> **Work order**
Look for the word "sample" in the entries and copy every line where it shows up.

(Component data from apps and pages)
<<<<

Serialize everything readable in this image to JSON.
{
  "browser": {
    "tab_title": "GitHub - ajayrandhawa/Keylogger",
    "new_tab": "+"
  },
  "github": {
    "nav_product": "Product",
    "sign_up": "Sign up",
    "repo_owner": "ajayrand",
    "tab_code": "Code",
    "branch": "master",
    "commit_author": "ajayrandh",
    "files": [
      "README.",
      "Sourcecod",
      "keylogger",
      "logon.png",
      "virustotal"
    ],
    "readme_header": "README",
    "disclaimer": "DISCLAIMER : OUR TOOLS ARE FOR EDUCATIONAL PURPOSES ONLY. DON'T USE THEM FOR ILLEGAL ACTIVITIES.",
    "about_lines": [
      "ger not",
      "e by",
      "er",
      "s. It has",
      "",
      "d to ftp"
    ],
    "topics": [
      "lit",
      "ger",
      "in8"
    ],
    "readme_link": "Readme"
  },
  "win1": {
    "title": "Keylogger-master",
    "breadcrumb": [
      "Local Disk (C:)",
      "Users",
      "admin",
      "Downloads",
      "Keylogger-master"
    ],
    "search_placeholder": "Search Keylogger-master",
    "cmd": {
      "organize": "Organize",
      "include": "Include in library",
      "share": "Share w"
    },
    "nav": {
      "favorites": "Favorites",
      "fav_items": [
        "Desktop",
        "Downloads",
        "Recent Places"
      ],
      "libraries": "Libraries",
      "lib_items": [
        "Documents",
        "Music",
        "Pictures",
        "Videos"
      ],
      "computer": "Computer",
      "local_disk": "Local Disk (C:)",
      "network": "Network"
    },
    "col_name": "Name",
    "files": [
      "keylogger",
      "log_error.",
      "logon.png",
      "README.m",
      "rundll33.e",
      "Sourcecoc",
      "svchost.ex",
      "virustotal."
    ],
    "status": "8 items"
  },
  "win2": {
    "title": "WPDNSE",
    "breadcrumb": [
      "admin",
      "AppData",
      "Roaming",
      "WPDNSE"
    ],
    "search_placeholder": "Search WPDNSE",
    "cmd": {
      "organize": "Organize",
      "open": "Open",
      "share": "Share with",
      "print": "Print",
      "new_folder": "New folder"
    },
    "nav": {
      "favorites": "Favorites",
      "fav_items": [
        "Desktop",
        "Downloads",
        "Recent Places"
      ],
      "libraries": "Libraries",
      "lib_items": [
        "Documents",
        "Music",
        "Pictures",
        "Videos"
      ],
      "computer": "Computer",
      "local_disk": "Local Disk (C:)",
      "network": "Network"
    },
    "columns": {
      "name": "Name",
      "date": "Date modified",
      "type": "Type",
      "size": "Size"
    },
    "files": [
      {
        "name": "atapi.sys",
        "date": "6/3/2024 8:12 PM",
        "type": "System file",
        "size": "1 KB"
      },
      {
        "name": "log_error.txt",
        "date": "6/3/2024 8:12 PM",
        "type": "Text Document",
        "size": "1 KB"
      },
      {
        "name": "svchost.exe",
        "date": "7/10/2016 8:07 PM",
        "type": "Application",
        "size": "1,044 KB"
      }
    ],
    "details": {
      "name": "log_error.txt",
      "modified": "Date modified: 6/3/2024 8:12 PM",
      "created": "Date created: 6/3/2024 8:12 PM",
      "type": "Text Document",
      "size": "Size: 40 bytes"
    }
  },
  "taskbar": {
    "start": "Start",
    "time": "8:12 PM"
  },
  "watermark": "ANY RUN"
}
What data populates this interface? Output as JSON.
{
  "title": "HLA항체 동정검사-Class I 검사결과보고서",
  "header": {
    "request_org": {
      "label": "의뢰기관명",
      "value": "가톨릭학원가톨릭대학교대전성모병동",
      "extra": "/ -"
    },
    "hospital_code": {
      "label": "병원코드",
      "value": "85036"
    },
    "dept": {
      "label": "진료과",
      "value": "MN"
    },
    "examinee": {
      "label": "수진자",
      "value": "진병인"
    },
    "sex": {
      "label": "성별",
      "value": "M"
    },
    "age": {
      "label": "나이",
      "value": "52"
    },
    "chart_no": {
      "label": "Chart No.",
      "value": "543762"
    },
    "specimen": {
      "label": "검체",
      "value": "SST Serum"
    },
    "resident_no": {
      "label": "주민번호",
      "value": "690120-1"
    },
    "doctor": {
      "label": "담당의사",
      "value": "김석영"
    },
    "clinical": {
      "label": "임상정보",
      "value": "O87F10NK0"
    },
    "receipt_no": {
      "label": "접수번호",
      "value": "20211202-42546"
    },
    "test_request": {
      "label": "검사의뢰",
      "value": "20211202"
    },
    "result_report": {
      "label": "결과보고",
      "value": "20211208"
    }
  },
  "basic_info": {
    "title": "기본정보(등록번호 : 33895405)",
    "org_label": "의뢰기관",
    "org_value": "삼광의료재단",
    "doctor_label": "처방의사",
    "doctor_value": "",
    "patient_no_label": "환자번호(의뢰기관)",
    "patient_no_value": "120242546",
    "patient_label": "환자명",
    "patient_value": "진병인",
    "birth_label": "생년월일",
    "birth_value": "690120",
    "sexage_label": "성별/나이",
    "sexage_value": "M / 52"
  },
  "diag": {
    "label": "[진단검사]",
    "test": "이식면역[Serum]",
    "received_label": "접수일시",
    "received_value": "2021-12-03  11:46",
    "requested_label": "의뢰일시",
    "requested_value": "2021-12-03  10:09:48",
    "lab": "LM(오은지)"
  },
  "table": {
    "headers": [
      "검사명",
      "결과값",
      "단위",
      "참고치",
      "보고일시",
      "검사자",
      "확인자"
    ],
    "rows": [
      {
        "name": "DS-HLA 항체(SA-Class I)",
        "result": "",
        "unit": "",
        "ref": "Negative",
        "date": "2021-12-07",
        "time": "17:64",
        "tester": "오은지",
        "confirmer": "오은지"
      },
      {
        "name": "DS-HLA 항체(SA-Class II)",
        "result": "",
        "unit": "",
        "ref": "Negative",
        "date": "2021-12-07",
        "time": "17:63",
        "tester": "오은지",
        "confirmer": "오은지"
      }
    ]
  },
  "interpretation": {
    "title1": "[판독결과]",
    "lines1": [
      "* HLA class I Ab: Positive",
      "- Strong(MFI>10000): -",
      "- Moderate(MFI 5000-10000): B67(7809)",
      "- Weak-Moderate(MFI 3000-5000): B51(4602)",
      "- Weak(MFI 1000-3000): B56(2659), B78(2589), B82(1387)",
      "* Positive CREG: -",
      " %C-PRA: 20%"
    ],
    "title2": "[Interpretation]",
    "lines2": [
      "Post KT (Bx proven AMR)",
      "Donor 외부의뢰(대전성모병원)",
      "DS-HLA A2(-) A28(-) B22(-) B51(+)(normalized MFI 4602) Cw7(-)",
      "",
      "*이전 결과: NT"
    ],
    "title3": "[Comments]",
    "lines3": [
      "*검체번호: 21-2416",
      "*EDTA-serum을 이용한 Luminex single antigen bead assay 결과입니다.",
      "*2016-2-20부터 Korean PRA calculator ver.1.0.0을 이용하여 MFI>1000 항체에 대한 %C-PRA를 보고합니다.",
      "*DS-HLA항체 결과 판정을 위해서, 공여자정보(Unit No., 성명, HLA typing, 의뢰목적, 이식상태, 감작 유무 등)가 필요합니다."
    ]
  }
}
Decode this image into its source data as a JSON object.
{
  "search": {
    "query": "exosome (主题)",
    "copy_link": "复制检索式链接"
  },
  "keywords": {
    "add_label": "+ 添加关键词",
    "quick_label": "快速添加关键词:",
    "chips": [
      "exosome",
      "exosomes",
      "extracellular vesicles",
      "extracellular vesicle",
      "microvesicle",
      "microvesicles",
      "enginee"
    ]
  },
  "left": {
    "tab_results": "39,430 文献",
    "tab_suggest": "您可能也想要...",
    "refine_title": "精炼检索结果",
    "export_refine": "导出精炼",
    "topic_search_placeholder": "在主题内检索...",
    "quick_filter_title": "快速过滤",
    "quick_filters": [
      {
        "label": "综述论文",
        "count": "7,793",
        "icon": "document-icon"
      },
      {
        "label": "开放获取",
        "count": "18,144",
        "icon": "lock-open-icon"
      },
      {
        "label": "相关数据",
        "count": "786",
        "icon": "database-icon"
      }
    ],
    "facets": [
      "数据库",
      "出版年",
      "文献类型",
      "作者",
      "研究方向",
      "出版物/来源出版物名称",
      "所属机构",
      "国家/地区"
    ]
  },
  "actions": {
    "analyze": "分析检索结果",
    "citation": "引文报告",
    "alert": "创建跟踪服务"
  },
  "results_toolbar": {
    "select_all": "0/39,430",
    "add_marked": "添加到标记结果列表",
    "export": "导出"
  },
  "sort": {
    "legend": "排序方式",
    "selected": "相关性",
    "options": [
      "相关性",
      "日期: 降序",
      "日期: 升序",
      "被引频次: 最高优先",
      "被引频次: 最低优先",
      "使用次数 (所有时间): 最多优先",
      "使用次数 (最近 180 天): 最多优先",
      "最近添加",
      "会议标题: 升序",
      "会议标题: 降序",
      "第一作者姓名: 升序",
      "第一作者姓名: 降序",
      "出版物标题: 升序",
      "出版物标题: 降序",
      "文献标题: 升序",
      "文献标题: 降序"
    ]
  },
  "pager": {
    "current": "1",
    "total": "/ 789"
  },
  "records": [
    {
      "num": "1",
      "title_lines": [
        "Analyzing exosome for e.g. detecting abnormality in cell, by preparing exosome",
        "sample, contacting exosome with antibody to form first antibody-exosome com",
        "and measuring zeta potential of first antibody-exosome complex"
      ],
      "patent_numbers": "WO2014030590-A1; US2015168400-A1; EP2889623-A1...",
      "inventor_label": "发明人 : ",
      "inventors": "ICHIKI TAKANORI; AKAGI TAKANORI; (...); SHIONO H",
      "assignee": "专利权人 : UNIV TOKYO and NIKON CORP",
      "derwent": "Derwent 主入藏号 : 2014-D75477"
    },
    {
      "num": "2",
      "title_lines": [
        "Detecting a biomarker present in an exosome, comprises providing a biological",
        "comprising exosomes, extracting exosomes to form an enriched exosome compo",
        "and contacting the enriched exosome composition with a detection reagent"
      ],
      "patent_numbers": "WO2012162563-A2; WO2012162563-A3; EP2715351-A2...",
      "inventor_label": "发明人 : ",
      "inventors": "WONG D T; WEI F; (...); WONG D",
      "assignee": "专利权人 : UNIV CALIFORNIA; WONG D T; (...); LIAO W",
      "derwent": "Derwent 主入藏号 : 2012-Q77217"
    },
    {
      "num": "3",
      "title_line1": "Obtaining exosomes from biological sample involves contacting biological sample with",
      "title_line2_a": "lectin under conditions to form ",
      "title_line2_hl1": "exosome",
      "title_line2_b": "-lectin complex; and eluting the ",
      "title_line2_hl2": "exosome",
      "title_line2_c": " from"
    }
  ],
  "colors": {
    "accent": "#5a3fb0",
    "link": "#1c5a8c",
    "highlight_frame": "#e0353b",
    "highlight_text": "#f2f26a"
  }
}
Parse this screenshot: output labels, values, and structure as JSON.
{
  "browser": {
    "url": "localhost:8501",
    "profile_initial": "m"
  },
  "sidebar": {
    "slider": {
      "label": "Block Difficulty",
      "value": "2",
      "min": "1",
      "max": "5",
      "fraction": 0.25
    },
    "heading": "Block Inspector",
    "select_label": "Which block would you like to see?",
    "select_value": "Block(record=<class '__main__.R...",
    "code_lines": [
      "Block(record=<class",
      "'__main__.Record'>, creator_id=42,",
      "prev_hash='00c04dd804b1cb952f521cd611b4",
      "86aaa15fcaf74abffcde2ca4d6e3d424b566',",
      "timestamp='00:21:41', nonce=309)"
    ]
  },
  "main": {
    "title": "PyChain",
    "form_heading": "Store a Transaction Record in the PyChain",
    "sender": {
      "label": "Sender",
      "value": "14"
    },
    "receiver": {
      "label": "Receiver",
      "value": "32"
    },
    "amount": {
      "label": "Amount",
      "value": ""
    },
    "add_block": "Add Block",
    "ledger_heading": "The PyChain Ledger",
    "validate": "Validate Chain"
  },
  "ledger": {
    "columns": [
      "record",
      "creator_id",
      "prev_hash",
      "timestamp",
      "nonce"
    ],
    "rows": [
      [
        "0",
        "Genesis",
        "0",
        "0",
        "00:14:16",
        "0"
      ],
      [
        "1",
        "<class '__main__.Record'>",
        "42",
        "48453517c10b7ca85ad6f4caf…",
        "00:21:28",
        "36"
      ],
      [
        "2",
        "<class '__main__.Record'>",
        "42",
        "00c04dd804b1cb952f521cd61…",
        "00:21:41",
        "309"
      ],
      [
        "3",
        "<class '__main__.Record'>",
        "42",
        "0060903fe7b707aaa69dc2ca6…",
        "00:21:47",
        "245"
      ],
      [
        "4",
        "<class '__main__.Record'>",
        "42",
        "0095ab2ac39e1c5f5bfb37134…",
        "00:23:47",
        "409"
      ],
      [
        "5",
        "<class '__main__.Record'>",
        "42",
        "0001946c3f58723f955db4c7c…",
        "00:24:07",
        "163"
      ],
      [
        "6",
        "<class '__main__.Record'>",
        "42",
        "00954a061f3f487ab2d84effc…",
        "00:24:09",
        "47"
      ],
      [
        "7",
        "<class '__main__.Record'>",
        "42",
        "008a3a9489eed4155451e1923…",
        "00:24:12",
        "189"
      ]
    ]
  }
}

>>>>

> **Answer space**
        "sample, contacting exosome with antibody to form first antibody-exosome com",
      "title_line1": "Obtaining exosomes from biological sample involves contacting biological sample with",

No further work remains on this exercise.